* WHAT YOU HAVE TO DO: Tally the lines below that contain "nhiều". The number is the whole answer.

* MATERIAL SUPPLIED:

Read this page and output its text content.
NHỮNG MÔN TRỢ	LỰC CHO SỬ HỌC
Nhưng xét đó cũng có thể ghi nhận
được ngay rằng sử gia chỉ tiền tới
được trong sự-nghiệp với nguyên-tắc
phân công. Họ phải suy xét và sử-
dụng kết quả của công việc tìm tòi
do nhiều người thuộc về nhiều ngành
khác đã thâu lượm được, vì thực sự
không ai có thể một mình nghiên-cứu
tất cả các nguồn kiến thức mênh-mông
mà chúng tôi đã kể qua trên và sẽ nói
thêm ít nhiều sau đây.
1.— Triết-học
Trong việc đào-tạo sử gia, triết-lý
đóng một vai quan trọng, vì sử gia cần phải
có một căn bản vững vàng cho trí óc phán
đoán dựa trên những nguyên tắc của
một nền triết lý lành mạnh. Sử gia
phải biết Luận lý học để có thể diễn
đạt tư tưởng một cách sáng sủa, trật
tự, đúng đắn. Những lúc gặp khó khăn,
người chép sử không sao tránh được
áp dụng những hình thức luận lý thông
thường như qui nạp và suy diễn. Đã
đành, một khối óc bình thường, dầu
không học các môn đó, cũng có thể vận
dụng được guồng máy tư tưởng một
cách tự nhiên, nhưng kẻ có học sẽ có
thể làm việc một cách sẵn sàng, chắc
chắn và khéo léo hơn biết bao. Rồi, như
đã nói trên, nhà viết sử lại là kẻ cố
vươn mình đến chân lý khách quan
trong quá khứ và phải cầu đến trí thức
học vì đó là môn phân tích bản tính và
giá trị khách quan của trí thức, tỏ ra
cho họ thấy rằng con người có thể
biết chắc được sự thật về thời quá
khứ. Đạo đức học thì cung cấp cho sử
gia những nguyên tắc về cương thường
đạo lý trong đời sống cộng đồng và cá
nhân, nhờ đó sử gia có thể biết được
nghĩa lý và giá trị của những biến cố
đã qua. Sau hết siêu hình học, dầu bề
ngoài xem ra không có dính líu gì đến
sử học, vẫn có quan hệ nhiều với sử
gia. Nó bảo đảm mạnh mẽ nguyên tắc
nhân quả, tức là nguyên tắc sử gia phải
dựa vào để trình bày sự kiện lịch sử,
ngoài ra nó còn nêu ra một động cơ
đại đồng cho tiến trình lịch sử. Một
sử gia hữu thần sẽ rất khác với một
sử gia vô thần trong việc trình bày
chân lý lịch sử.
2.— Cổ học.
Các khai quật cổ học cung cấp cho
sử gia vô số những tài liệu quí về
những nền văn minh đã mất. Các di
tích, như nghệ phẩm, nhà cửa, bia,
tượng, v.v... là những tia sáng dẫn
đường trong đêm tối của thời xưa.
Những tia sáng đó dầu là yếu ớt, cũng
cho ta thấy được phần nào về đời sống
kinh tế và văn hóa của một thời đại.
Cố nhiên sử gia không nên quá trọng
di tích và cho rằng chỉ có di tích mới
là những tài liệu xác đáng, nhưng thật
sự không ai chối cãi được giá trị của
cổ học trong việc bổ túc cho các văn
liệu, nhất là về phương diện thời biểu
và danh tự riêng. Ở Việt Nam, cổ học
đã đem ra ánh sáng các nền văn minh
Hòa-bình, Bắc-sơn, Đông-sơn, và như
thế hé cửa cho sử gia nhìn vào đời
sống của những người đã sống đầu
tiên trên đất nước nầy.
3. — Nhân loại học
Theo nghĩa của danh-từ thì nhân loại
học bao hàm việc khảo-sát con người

* SOLUTION: 3